[Goal] Check every line below for the word "image" and copy the ones that have it.

[Data rows]
[START]

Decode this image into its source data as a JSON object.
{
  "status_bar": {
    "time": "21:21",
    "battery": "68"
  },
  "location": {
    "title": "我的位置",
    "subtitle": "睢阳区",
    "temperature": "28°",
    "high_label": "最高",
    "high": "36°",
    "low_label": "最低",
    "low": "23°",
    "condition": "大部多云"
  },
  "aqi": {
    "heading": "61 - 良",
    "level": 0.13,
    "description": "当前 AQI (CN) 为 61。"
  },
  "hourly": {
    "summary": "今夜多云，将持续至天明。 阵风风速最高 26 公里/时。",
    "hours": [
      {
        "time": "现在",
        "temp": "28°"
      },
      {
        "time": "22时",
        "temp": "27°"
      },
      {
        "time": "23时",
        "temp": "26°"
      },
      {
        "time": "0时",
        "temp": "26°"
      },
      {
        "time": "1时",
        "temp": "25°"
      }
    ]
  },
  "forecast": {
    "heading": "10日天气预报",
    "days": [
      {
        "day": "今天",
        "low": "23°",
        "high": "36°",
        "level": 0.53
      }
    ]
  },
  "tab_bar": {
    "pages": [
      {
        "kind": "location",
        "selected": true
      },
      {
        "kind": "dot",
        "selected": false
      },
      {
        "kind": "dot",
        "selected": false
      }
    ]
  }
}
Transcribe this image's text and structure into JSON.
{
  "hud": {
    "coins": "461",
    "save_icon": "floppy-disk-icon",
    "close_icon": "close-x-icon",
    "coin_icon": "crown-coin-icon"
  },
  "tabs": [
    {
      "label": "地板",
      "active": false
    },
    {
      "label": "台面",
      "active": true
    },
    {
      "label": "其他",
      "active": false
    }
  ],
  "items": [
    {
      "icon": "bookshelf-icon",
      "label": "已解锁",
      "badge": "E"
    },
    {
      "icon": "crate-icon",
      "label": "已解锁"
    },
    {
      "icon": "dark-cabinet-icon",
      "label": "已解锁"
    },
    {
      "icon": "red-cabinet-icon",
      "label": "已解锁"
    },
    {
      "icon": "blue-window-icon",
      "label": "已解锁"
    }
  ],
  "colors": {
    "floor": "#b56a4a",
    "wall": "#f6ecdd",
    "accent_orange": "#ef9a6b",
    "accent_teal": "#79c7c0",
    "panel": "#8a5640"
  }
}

[END]

[Exercise answer]
Decode this image into its source data as a JSON object.
Transcribe this image's text and structure into JSON.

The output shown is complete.